■ Exercise instructions: Which lines in the items below contain the string "interactable"? Copy out every one of them.

-------

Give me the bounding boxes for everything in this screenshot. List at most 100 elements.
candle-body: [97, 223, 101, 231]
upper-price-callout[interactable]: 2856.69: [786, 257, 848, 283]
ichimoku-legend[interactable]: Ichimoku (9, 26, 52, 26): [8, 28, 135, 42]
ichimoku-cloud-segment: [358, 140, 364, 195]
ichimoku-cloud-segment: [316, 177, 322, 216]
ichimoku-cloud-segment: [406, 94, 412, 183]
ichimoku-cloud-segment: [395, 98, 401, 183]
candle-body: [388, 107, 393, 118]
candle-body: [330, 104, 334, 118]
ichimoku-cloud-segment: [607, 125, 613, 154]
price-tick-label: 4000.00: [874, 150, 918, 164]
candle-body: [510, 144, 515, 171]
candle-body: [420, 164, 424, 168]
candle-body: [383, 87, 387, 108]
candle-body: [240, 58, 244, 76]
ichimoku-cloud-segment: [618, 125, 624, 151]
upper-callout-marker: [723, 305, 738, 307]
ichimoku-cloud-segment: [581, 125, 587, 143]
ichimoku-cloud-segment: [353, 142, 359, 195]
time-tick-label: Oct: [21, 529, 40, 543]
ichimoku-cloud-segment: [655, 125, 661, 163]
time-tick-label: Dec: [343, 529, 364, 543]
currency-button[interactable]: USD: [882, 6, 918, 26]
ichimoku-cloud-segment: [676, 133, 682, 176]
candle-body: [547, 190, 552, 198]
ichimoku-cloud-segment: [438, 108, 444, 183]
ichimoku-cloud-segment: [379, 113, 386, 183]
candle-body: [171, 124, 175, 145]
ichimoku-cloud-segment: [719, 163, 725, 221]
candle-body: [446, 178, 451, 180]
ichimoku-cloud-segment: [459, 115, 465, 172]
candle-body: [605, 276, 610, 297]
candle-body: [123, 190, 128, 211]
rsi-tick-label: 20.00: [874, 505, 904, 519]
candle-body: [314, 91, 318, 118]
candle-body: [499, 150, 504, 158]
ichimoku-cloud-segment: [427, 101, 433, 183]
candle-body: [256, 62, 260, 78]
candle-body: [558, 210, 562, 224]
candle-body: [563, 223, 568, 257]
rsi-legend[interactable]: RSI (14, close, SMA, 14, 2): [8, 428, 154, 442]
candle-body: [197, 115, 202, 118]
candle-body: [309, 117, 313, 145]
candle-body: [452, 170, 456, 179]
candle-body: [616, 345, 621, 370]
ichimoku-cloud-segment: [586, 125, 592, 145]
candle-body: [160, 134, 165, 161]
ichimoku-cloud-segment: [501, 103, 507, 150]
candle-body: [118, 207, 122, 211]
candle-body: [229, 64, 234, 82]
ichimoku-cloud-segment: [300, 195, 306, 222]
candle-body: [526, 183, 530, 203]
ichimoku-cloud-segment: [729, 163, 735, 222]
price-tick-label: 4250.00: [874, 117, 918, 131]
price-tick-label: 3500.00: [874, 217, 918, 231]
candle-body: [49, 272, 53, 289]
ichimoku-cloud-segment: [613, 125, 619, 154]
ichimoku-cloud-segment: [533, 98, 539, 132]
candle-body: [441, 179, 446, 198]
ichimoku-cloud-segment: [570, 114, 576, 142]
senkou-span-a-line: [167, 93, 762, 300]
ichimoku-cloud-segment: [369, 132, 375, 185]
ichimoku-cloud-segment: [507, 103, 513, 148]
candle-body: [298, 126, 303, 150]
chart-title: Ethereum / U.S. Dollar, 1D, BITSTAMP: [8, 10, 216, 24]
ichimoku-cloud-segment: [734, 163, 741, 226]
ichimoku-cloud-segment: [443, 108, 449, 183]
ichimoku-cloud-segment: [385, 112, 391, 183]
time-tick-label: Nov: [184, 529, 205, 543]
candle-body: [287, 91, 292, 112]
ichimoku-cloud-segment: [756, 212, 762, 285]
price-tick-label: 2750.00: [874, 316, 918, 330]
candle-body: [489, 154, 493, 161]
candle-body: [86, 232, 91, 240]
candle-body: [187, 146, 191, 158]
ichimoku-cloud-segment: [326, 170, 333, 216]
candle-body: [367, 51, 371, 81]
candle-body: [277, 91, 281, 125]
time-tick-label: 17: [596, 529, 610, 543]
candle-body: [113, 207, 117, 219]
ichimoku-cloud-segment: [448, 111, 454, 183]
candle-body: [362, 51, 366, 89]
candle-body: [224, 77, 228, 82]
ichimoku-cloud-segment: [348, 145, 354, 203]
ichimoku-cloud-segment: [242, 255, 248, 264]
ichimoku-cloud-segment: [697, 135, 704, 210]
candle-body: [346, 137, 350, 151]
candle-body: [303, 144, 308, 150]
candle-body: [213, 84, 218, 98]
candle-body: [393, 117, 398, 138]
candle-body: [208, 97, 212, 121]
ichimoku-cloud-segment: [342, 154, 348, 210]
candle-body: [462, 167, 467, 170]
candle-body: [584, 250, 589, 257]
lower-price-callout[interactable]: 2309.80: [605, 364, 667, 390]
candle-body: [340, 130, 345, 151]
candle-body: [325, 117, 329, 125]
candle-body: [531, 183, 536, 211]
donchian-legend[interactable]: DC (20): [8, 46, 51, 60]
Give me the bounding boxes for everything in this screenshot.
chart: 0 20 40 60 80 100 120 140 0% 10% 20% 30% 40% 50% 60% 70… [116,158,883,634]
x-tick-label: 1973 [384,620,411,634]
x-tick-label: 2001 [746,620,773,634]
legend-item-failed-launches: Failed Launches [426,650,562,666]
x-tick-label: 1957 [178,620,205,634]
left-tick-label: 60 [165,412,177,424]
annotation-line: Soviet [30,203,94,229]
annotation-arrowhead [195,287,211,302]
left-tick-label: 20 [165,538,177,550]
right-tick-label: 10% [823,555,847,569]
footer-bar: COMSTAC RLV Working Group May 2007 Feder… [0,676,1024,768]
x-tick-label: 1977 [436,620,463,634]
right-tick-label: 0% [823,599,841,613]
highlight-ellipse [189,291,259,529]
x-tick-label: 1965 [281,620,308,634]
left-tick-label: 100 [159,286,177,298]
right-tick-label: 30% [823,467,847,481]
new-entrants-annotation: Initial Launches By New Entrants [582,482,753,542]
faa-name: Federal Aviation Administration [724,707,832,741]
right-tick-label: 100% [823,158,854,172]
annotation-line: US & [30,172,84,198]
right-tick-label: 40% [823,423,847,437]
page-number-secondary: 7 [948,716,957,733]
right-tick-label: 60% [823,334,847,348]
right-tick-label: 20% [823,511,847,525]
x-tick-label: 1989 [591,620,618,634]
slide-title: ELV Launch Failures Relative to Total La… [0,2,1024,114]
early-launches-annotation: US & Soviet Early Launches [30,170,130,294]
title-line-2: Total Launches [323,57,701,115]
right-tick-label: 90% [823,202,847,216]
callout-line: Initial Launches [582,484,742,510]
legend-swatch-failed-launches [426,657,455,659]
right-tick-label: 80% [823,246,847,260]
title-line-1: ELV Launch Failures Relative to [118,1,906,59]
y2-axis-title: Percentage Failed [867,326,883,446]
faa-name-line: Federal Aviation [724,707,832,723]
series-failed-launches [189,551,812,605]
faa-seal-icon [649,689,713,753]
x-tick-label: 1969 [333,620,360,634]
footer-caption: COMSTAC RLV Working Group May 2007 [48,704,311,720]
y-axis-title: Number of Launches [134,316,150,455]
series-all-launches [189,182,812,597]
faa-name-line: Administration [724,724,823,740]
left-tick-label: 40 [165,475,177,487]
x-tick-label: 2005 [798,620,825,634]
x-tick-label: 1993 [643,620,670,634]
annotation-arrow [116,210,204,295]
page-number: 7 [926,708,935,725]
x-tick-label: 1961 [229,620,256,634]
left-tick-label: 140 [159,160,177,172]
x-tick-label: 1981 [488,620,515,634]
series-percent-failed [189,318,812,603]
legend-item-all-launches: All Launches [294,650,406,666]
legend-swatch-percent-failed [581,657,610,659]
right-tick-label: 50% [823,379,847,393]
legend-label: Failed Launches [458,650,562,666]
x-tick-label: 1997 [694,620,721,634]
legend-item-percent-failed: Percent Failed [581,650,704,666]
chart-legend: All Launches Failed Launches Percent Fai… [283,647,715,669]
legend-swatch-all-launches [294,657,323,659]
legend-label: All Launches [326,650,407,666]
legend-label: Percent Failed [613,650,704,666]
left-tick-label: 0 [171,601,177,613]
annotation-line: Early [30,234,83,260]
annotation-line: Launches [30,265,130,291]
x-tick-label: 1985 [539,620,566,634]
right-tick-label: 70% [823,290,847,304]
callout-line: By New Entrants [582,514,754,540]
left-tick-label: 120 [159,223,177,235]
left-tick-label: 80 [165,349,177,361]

-------

■ Written answer:
upper-price-callout[interactable]: 2856.69: [786, 257, 848, 283]
ichimoku-legend[interactable]: Ichimoku (9, 26, 52, 26): [8, 28, 135, 42]
currency-button[interactable]: USD: [882, 6, 918, 26]
rsi-legend[interactable]: RSI (14, close, SMA, 14, 2): [8, 428, 154, 442]
lower-price-callout[interactable]: 2309.80: [605, 364, 667, 390]
donchian-legend[interactable]: DC (20): [8, 46, 51, 60]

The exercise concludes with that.